_WHAT YOU WILL DO:_ An exact copy of the records is required, minus the pictures they hold.
════════════════
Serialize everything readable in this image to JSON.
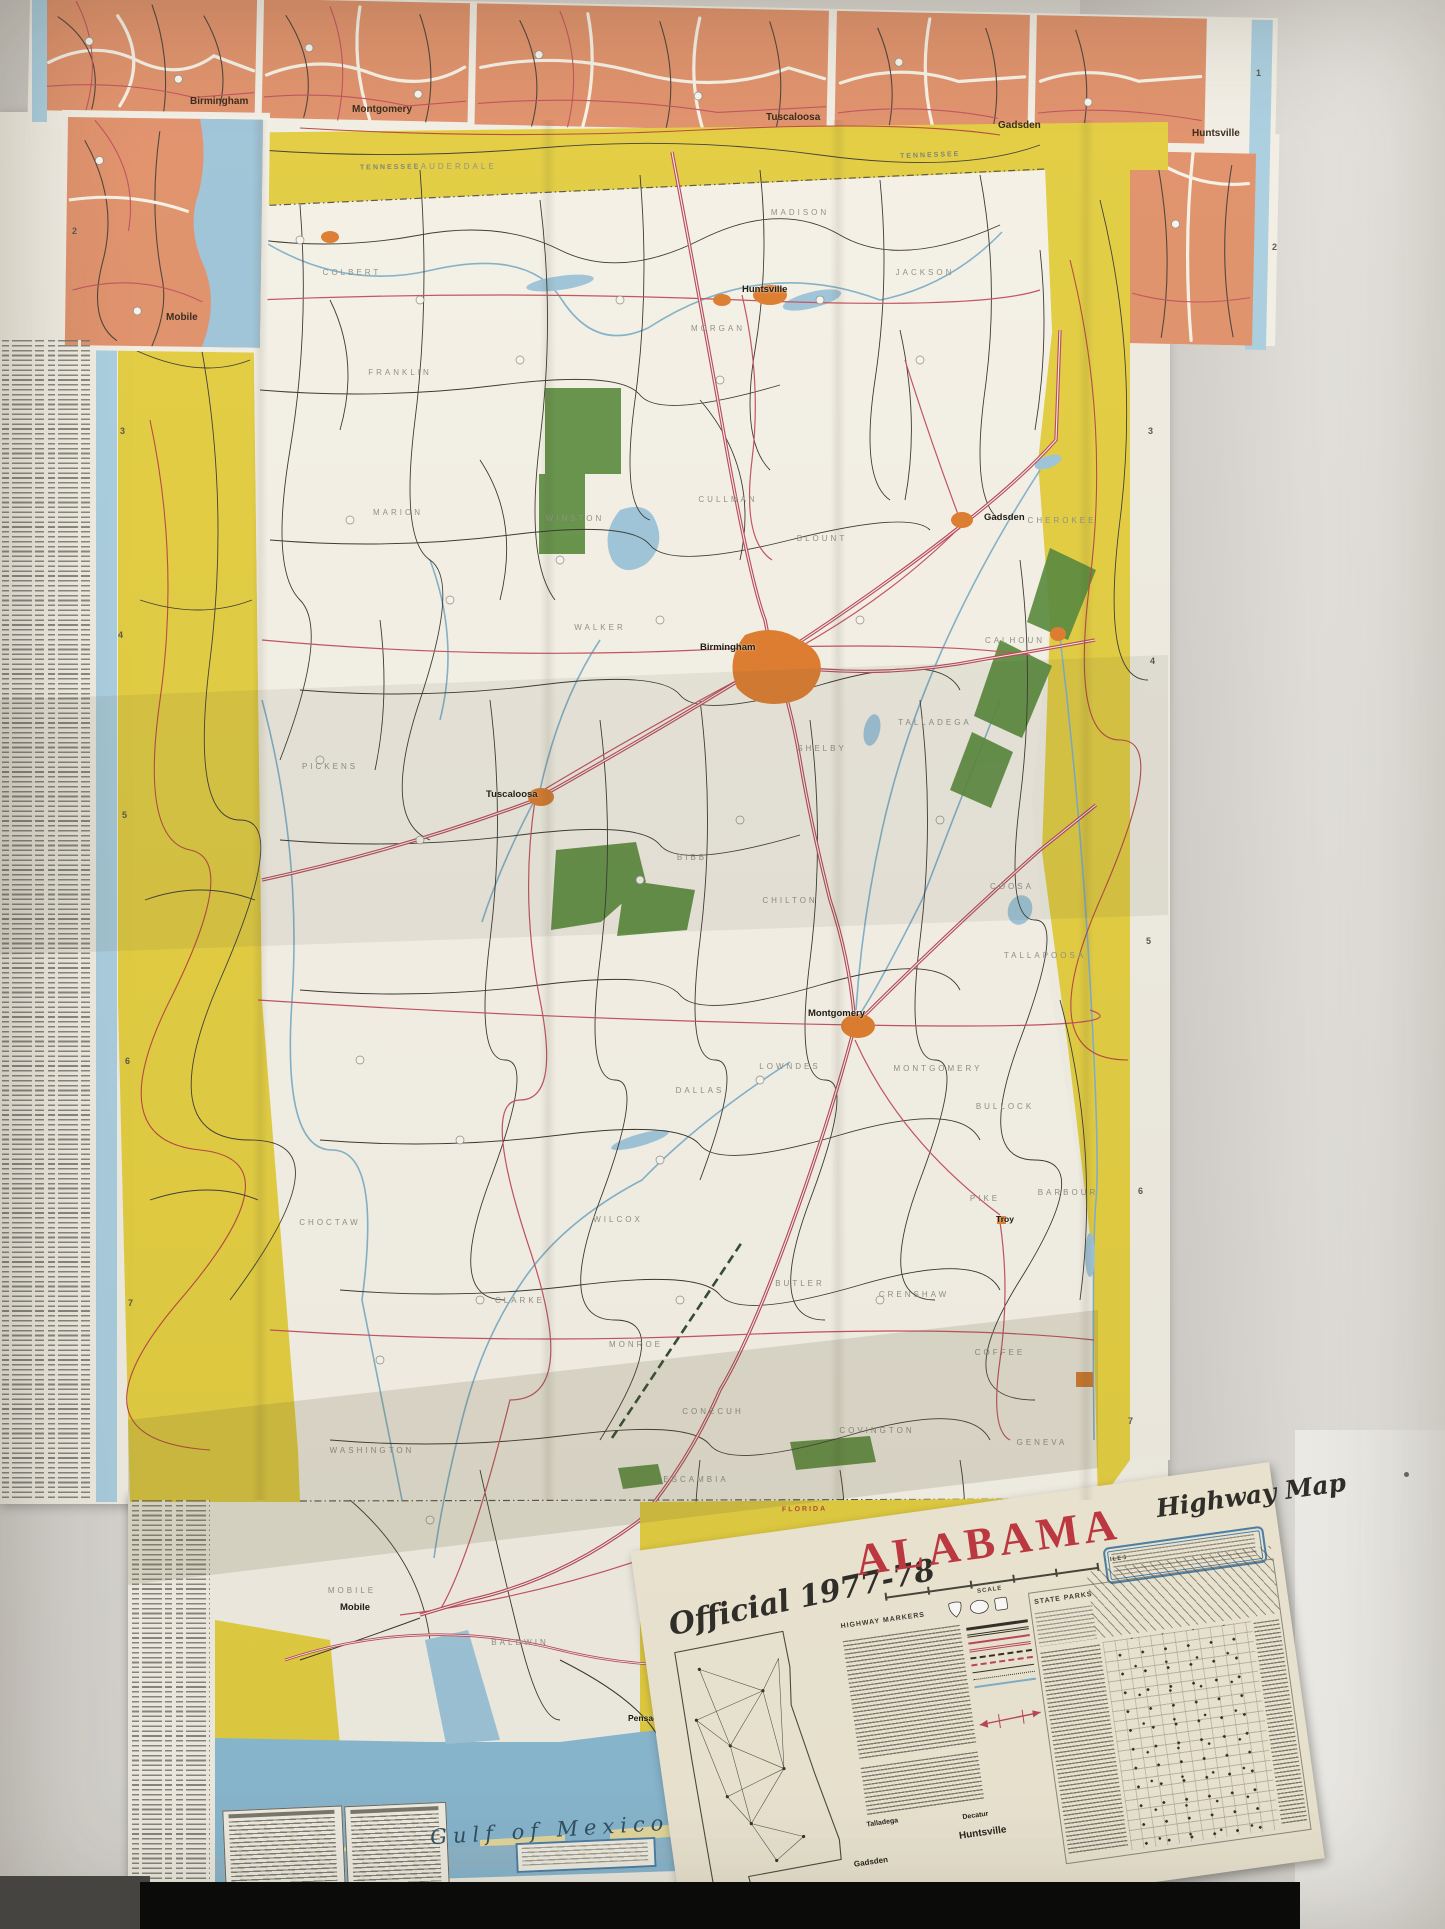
{
  "photo": {
    "title": {
      "prefix": "Official 1977-78",
      "state": "ALABAMA",
      "suffix": "Highway Map"
    },
    "top_insets": [
      "Birmingham",
      "Montgomery",
      "Tuscaloosa",
      "Gadsden",
      "Huntsville"
    ],
    "left_inset": "Mobile",
    "state_line_labels": {
      "north": "TENNESSEE",
      "south": "FLORIDA"
    },
    "gulf_label": "Gulf of Mexico",
    "cities": [
      "Huntsville",
      "Gadsden",
      "Birmingham",
      "Tuscaloosa",
      "Montgomery",
      "Troy",
      "Mobile",
      "Pensacola"
    ],
    "counties": [
      "LAUDERDALE",
      "COLBERT",
      "FRANKLIN",
      "MADISON",
      "JACKSON",
      "MORGAN",
      "MARION",
      "WINSTON",
      "CULLMAN",
      "BLOUNT",
      "CHEROKEE",
      "WALKER",
      "CALHOUN",
      "SHELBY",
      "TALLADEGA",
      "PICKENS",
      "BIBB",
      "CHILTON",
      "COOSA",
      "TALLAPOOSA",
      "DALLAS",
      "LOWNDES",
      "MONTGOMERY",
      "BULLOCK",
      "BARBOUR",
      "PIKE",
      "WILCOX",
      "MONROE",
      "BUTLER",
      "CRENSHAW",
      "CHOCTAW",
      "CLARKE",
      "WASHINGTON",
      "CONECUH",
      "COVINGTON",
      "ESCAMBIA",
      "COFFEE",
      "GENEVA",
      "MOBILE",
      "BALDWIN"
    ],
    "legend": {
      "state_parks_title": "STATE PARKS",
      "highway_markers_title": "HIGHWAY MARKERS",
      "scale_label": "SCALE",
      "miles_label": "MILES",
      "diagram_cities": [
        "Talladega",
        "Gadsden",
        "Decatur",
        "Huntsville"
      ]
    },
    "grid_numbers_left": [
      "2",
      "3",
      "4",
      "5",
      "6",
      "7"
    ],
    "grid_numbers_right": [
      "1",
      "2",
      "3",
      "4",
      "5",
      "6",
      "7"
    ],
    "colors": {
      "map_yellow": "#e2cd3f",
      "inset_orange": "#e0906a",
      "urban_orange": "#dd7a2c",
      "highway_red": "#b8455a",
      "water_blue": "#9dc4da",
      "forest_green": "#55893a",
      "title_red": "#bf3540"
    }
  }
}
════════════════
_REPLY:_
Serialize everything readable in this image to JSON.
{
  "photo": {
    "title": {
      "prefix": "Official 1977-78",
      "state": "ALABAMA",
      "suffix": "Highway Map"
    },
    "top_insets": [
      "Birmingham",
      "Montgomery",
      "Tuscaloosa",
      "Gadsden",
      "Huntsville"
    ],
    "left_inset": "Mobile",
    "state_line_labels": {
      "north": "TENNESSEE",
      "south": "FLORIDA"
    },
    "gulf_label": "Gulf of Mexico",
    "cities": [
      "Huntsville",
      "Gadsden",
      "Birmingham",
      "Tuscaloosa",
      "Montgomery",
      "Troy",
      "Mobile",
      "Pensacola"
    ],
    "counties": [
      "LAUDERDALE",
      "COLBERT",
      "FRANKLIN",
      "MADISON",
      "JACKSON",
      "MORGAN",
      "MARION",
      "WINSTON",
      "CULLMAN",
      "BLOUNT",
      "CHEROKEE",
      "WALKER",
      "CALHOUN",
      "SHELBY",
      "TALLADEGA",
      "PICKENS",
      "BIBB",
      "CHILTON",
      "COOSA",
      "TALLAPOOSA",
      "DALLAS",
      "LOWNDES",
      "MONTGOMERY",
      "BULLOCK",
      "BARBOUR",
      "PIKE",
      "WILCOX",
      "MONROE",
      "BUTLER",
      "CRENSHAW",
      "CHOCTAW",
      "CLARKE",
      "WASHINGTON",
      "CONECUH",
      "COVINGTON",
      "ESCAMBIA",
      "COFFEE",
      "GENEVA",
      "MOBILE",
      "BALDWIN"
    ],
    "legend": {
      "state_parks_title": "STATE PARKS",
      "highway_markers_title": "HIGHWAY MARKERS",
      "scale_label": "SCALE",
      "miles_label": "MILES",
      "diagram_cities": [
        "Talladega",
        "Gadsden",
        "Decatur",
        "Huntsville"
      ]
    },
    "grid_numbers_left": [
      "2",
      "3",
      "4",
      "5",
      "6",
      "7"
    ],
    "grid_numbers_right": [
      "1",
      "2",
      "3",
      "4",
      "5",
      "6",
      "7"
    ],
    "colors": {
      "map_yellow": "#e2cd3f",
      "inset_orange": "#e0906a",
      "urban_orange": "#dd7a2c",
      "highway_red": "#b8455a",
      "water_blue": "#9dc4da",
      "forest_green": "#55893a",
      "title_red": "#bf3540"
    }
  }
}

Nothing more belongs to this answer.